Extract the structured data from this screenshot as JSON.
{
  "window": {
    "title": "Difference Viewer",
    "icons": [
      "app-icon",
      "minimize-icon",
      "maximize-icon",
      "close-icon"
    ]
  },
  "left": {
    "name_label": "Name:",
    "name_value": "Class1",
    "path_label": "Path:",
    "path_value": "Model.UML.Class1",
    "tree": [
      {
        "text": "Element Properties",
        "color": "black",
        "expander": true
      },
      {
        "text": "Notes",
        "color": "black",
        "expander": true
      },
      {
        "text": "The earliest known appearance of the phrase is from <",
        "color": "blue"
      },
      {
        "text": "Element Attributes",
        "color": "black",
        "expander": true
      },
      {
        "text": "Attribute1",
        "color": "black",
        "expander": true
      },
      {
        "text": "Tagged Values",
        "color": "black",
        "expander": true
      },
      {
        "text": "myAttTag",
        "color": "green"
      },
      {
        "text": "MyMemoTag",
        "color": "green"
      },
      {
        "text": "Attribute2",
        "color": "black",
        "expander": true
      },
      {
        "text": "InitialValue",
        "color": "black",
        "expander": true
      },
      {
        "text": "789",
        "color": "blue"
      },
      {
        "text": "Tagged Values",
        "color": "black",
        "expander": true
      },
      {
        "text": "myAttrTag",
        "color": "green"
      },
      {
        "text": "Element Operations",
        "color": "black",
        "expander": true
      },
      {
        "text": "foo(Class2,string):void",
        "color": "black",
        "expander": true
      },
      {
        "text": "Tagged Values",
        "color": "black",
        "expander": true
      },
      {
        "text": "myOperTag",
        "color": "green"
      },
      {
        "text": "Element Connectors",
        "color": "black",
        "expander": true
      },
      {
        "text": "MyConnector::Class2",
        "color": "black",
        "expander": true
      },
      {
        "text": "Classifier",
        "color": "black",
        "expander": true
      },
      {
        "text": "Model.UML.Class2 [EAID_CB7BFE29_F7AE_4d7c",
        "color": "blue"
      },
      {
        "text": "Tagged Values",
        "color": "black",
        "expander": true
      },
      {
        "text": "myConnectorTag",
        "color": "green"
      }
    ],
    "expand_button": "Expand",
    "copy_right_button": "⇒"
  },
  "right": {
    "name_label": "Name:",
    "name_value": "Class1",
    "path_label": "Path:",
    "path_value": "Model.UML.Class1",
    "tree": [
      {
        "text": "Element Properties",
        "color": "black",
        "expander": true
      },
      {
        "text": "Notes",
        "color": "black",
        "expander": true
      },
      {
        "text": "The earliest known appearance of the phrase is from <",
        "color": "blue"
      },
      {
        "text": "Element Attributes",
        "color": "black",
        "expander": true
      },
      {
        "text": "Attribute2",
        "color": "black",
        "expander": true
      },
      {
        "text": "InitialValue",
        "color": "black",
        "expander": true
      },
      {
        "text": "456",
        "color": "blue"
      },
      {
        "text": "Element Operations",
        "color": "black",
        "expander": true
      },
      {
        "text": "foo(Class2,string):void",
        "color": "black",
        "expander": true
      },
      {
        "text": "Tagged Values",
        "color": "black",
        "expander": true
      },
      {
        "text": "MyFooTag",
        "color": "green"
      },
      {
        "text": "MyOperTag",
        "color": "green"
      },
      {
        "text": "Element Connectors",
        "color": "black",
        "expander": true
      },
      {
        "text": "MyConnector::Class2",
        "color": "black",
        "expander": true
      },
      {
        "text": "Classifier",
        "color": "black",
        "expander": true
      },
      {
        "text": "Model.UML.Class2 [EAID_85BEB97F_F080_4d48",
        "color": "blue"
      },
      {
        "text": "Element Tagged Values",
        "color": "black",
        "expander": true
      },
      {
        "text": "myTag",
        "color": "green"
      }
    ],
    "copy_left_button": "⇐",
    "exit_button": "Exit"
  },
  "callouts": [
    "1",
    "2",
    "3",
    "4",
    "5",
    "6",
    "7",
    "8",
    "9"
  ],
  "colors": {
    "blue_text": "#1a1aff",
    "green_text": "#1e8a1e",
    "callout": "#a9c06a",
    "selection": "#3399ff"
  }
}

* [THE REQUEST]:
Reproduce all of the entries word for word.

* [TASK SOLUTION]:
Extract the structured data from this screenshot as JSON.
{
  "window": {
    "title": "Difference Viewer",
    "icons": [
      "app-icon",
      "minimize-icon",
      "maximize-icon",
      "close-icon"
    ]
  },
  "left": {
    "name_label": "Name:",
    "name_value": "Class1",
    "path_label": "Path:",
    "path_value": "Model.UML.Class1",
    "tree": [
      {
        "text": "Element Properties",
        "color": "black",
        "expander": true
      },
      {
        "text": "Notes",
        "color": "black",
        "expander": true
      },
      {
        "text": "The earliest known appearance of the phrase is from <",
        "color": "blue"
      },
      {
        "text": "Element Attributes",
        "color": "black",
        "expander": true
      },
      {
        "text": "Attribute1",
        "color": "black",
        "expander": true
      },
      {
        "text": "Tagged Values",
        "color": "black",
        "expander": true
      },
      {
        "text": "myAttTag",
        "color": "green"
      },
      {
        "text": "MyMemoTag",
        "color": "green"
      },
      {
        "text": "Attribute2",
        "color": "black",
        "expander": true
      },
      {
        "text": "InitialValue",
        "color": "black",
        "expander": true
      },
      {
        "text": "789",
        "color": "blue"
      },
      {
        "text": "Tagged Values",
        "color": "black",
        "expander": true
      },
      {
        "text": "myAttrTag",
        "color": "green"
      },
      {
        "text": "Element Operations",
        "color": "black",
        "expander": true
      },
      {
        "text": "foo(Class2,string):void",
        "color": "black",
        "expander": true
      },
      {
        "text": "Tagged Values",
        "color": "black",
        "expander": true
      },
      {
        "text": "myOperTag",
        "color": "green"
      },
      {
        "text": "Element Connectors",
        "color": "black",
        "expander": true
      },
      {
        "text": "MyConnector::Class2",
        "color": "black",
        "expander": true
      },
      {
        "text": "Classifier",
        "color": "black",
        "expander": true
      },
      {
        "text": "Model.UML.Class2 [EAID_CB7BFE29_F7AE_4d7c",
        "color": "blue"
      },
      {
        "text": "Tagged Values",
        "color": "black",
        "expander": true
      },
      {
        "text": "myConnectorTag",
        "color": "green"
      }
    ],
    "expand_button": "Expand",
    "copy_right_button": "⇒"
  },
  "right": {
    "name_label": "Name:",
    "name_value": "Class1",
    "path_label": "Path:",
    "path_value": "Model.UML.Class1",
    "tree": [
      {
        "text": "Element Properties",
        "color": "black",
        "expander": true
      },
      {
        "text": "Notes",
        "color": "black",
        "expander": true
      },
      {
        "text": "The earliest known appearance of the phrase is from <",
        "color": "blue"
      },
      {
        "text": "Element Attributes",
        "color": "black",
        "expander": true
      },
      {
        "text": "Attribute2",
        "color": "black",
        "expander": true
      },
      {
        "text": "InitialValue",
        "color": "black",
        "expander": true
      },
      {
        "text": "456",
        "color": "blue"
      },
      {
        "text": "Element Operations",
        "color": "black",
        "expander": true
      },
      {
        "text": "foo(Class2,string):void",
        "color": "black",
        "expander": true
      },
      {
        "text": "Tagged Values",
        "color": "black",
        "expander": true
      },
      {
        "text": "MyFooTag",
        "color": "green"
      },
      {
        "text": "MyOperTag",
        "color": "green"
      },
      {
        "text": "Element Connectors",
        "color": "black",
        "expander": true
      },
      {
        "text": "MyConnector::Class2",
        "color": "black",
        "expander": true
      },
      {
        "text": "Classifier",
        "color": "black",
        "expander": true
      },
      {
        "text": "Model.UML.Class2 [EAID_85BEB97F_F080_4d48",
        "color": "blue"
      },
      {
        "text": "Element Tagged Values",
        "color": "black",
        "expander": true
      },
      {
        "text": "myTag",
        "color": "green"
      }
    ],
    "copy_left_button": "⇐",
    "exit_button": "Exit"
  },
  "callouts": [
    "1",
    "2",
    "3",
    "4",
    "5",
    "6",
    "7",
    "8",
    "9"
  ],
  "colors": {
    "blue_text": "#1a1aff",
    "green_text": "#1e8a1e",
    "callout": "#a9c06a",
    "selection": "#3399ff"
  }
}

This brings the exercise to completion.